Exercise aim:
In the records that follow, locate every line with "Miktar" and extract it.

Listed records:
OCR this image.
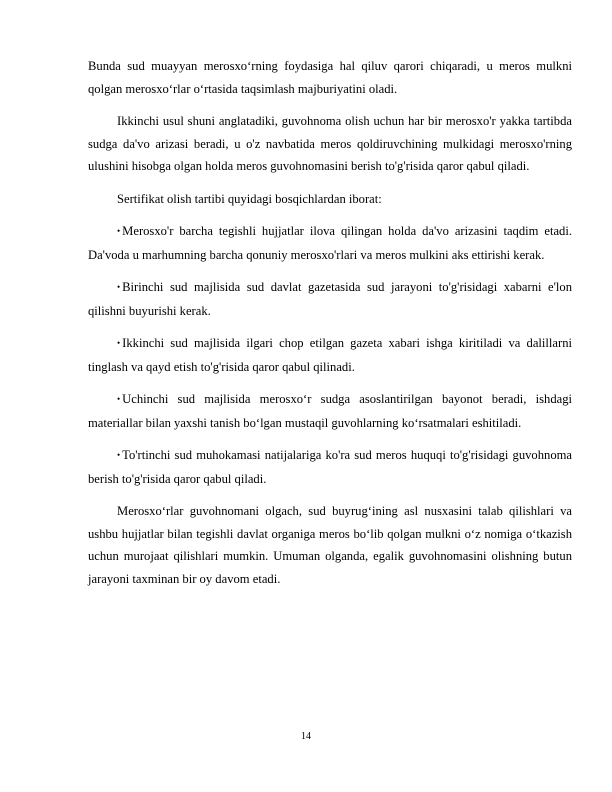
Bunda sud muayyan merosxo‘rning foydasiga hal qiluv qarori chiqaradi, u meros mulkni qolgan merosxo‘rlar o‘rtasida taqsimlash majburiyatini oladi.

Ikkinchi usul shuni anglatadiki, guvohnoma olish uchun har bir merosxo'r yakka tartibda sudga da'vo arizasi beradi, u o'z navbatida meros qoldiruvchining mulkidagi merosxo'rning ulushini hisobga olgan holda meros guvohnomasini berish to'g'risida qaror qabul qiladi.

Sertifikat olish tartibi quyidagi bosqichlardan iborat:

• Merosxo'r barcha tegishli hujjatlar ilova qilingan holda da'vo arizasini taqdim etadi. Da'voda u marhumning barcha qonuniy merosxo'rlari va meros mulkini aks ettirishi kerak.

• Birinchi sud majlisida sud davlat gazetasida sud jarayoni to'g'risidagi xabarni e'lon qilishni buyurishi kerak.

• Ikkinchi sud majlisida ilgari chop etilgan gazeta xabari ishga kiritiladi va dalillarni tinglash va qayd etish to'g'risida qaror qabul qilinadi.

• Uchinchi sud majlisida merosxo‘r sudga asoslantirilgan bayonot beradi, ishdagi materiallar bilan yaxshi tanish bo‘lgan mustaqil guvohlarning ko‘rsatmalari eshitiladi.

• To'rtinchi sud muhokamasi natijalariga ko'ra sud meros huquqi to'g'risidagi guvohnoma berish to'g'risida qaror qabul qiladi.

Merosxo‘rlar guvohnomani olgach, sud buyrug‘ining asl nusxasini talab qilishlari va ushbu hujjatlar bilan tegishli davlat organiga meros bo‘lib qolgan mulkni o‘z nomiga o‘tkazish uchun murojaat qilishlari mumkin. Umuman olganda, egalik guvohnomasini olishning butun jarayoni taxminan bir oy davom etadi.

14
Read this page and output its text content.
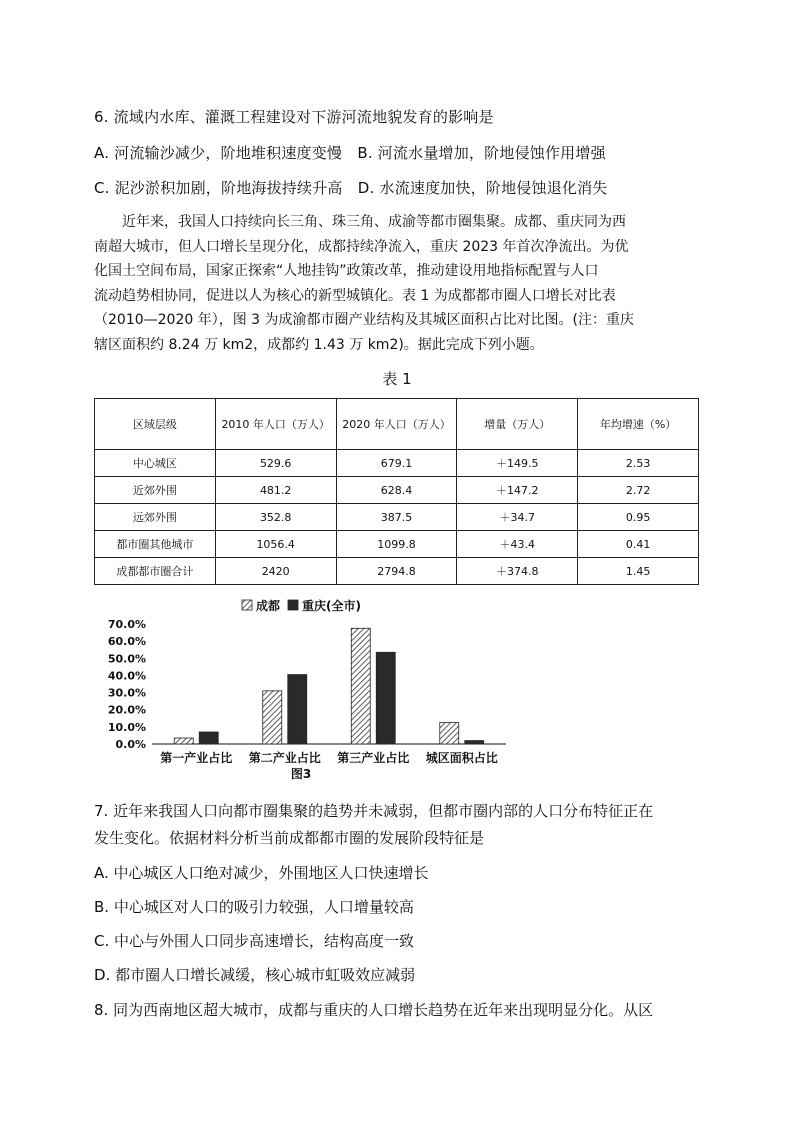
6. 流域内水库、灌溉工程建设对下游河流地貌发育的影响是
A. 河流输沙减少，阶地堆积速度变慢　B. 河流水量增加，阶地侵蚀作用增强
C. 泥沙淤积加剧，阶地海拔持续升高　D. 水流速度加快，阶地侵蚀退化消失
近年来，我国人口持续向长三角、珠三角、成渝等都市圈集聚。成都、重庆同为西
南超大城市，但人口增长呈现分化，成都持续净流入，重庆 2023 年首次净流出。为优
化国土空间布局，国家正探索“人地挂钩”政策改革，推动建设用地指标配置与人口
流动趋势相协同，促进以人为核心的新型城镇化。表 1 为成都都市圈人口增长对比表
（2010—2020 年），图 3 为成渝都市圈产业结构及其城区面积占比对比图。(注：重庆
辖区面积约 8.24 万 km2，成都约 1.43 万 km2)。据此完成下列小题。
表 1
区域层级	2010 年人口（万人）	2020 年人口（万人）	增量（万人）	年均增速（%）
中心城区	529.6	679.1	＋149.5	2.53
近郊外围	481.2	628.4	＋147.2	2.72
远郊外围	352.8	387.5	＋34.7	0.95
都市圈其他城市	1056.4	1099.8	＋43.4	0.41
成都都市圈合计	2420	2794.8	＋374.8	1.45
0.0%
10.0%
20.0%
30.0%
40.0%
50.0%
60.0%
70.0%
第一产业占比 第二产业占比 第三产业占比 城区面积占比
成都 重庆(全市)
图3
7. 近年来我国人口向都市圈集聚的趋势并未减弱，但都市圈内部的人口分布特征正在
发生变化。依据材料分析当前成都都市圈的发展阶段特征是
A. 中心城区人口绝对减少，外围地区人口快速增长
B. 中心城区对人口的吸引力较强，人口增量较高
C. 中心与外围人口同步高速增长，结构高度一致
D. 都市圈人口增长减缓，核心城市虹吸效应减弱
8. 同为西南地区超大城市，成都与重庆的人口增长趋势在近年来出现明显分化。从区
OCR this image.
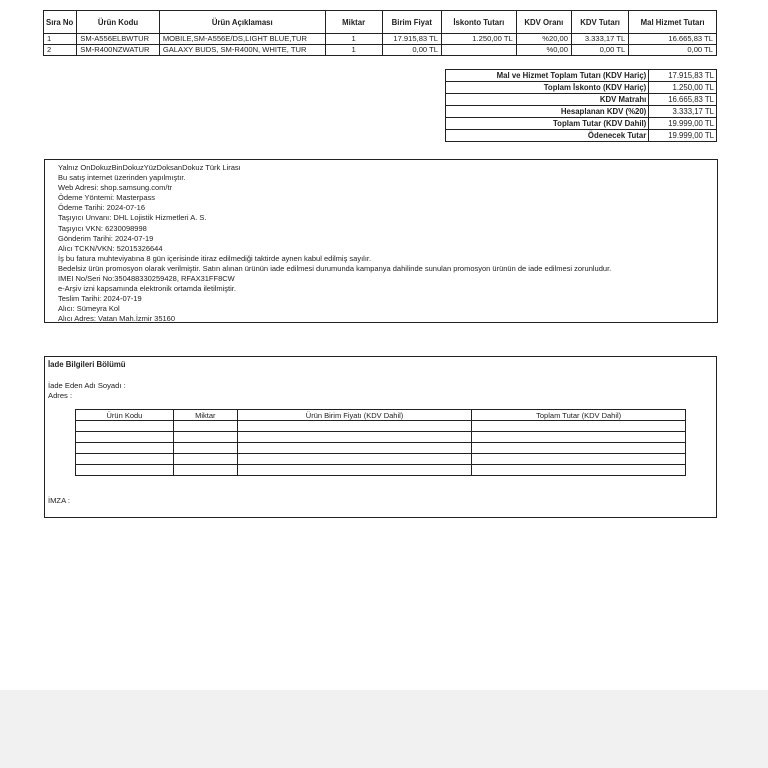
Sıra No	Ürün Kodu	Ürün Açıklaması	Miktar	Birim Fiyat	İskonto Tutarı	KDV Oranı	KDV Tutarı	Mal Hizmet Tutarı
1	SM-A556ELBWTUR	MOBILE,SM-A556E/DS,LIGHT BLUE,TUR	1	17.915,83 TL	1.250,00 TL	%20,00	3.333,17 TL	16.665,83 TL
2	SM-R400NZWATUR	GALAXY BUDS, SM-R400N, WHITE, TUR	1	0,00 TL		%0,00	0,00 TL	0,00 TL
Mal ve Hizmet Toplam Tutarı (KDV Hariç)	17.915,83 TL
Toplam İskonto (KDV Hariç)	1.250,00 TL
KDV Matrahı	16.665,83 TL
Hesaplanan KDV (%20)	3.333,17 TL
Toplam Tutar (KDV Dahil)	19.999,00 TL
Ödenecek Tutar	19.999,00 TL
Yalnız OnDokuzBinDokuzYüzDoksanDokuz Türk Lirası
Bu satış internet üzerinden yapılmıştır.
Web Adresi: shop.samsung.com/tr
Ödeme Yöntemi: Masterpass
Ödeme Tarihi: 2024-07-16
Taşıyıcı Unvanı: DHL Lojistik Hizmetleri A. S.
Taşıyıcı VKN: 6230098998
Gönderim Tarihi: 2024-07-19
Alıcı TCKN/VKN: 52015326644
İş bu fatura muhteviyatına 8 gün içerisinde itiraz edilmediği taktirde aynen kabul edilmiş sayılır.
Bedelsiz ürün promosyon olarak verilmiştir. Satın alınan ürünün iade edilmesi durumunda kampanya dahilinde sunulan promosyon ürünün de iade edilmesi zorunludur.
IMEI No/Seri No:350488330259428, RFAX31FF8CW
e-Arşiv izni kapsamında elektronik ortamda iletilmiştir.
Teslim Tarihi: 2024-07-19
Alıcı: Sümeyra Kol
Alıcı Adres: Vatan Mah.İzmir 35160
İade Bilgileri Bölümü
İade Eden Adı Soyadı :
Adres :
Ürün Kodu	Miktar	Ürün Birim Fiyatı (KDV Dahil)	Toplam Tutar (KDV Dahil)

İMZA :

Response:
Sıra No	Ürün Kodu	Ürün Açıklaması	Miktar	Birim Fiyat	İskonto Tutarı	KDV Oranı	KDV Tutarı	Mal Hizmet Tutarı
Ürün Kodu	Miktar	Ürün Birim Fiyatı (KDV Dahil)	Toplam Tutar (KDV Dahil)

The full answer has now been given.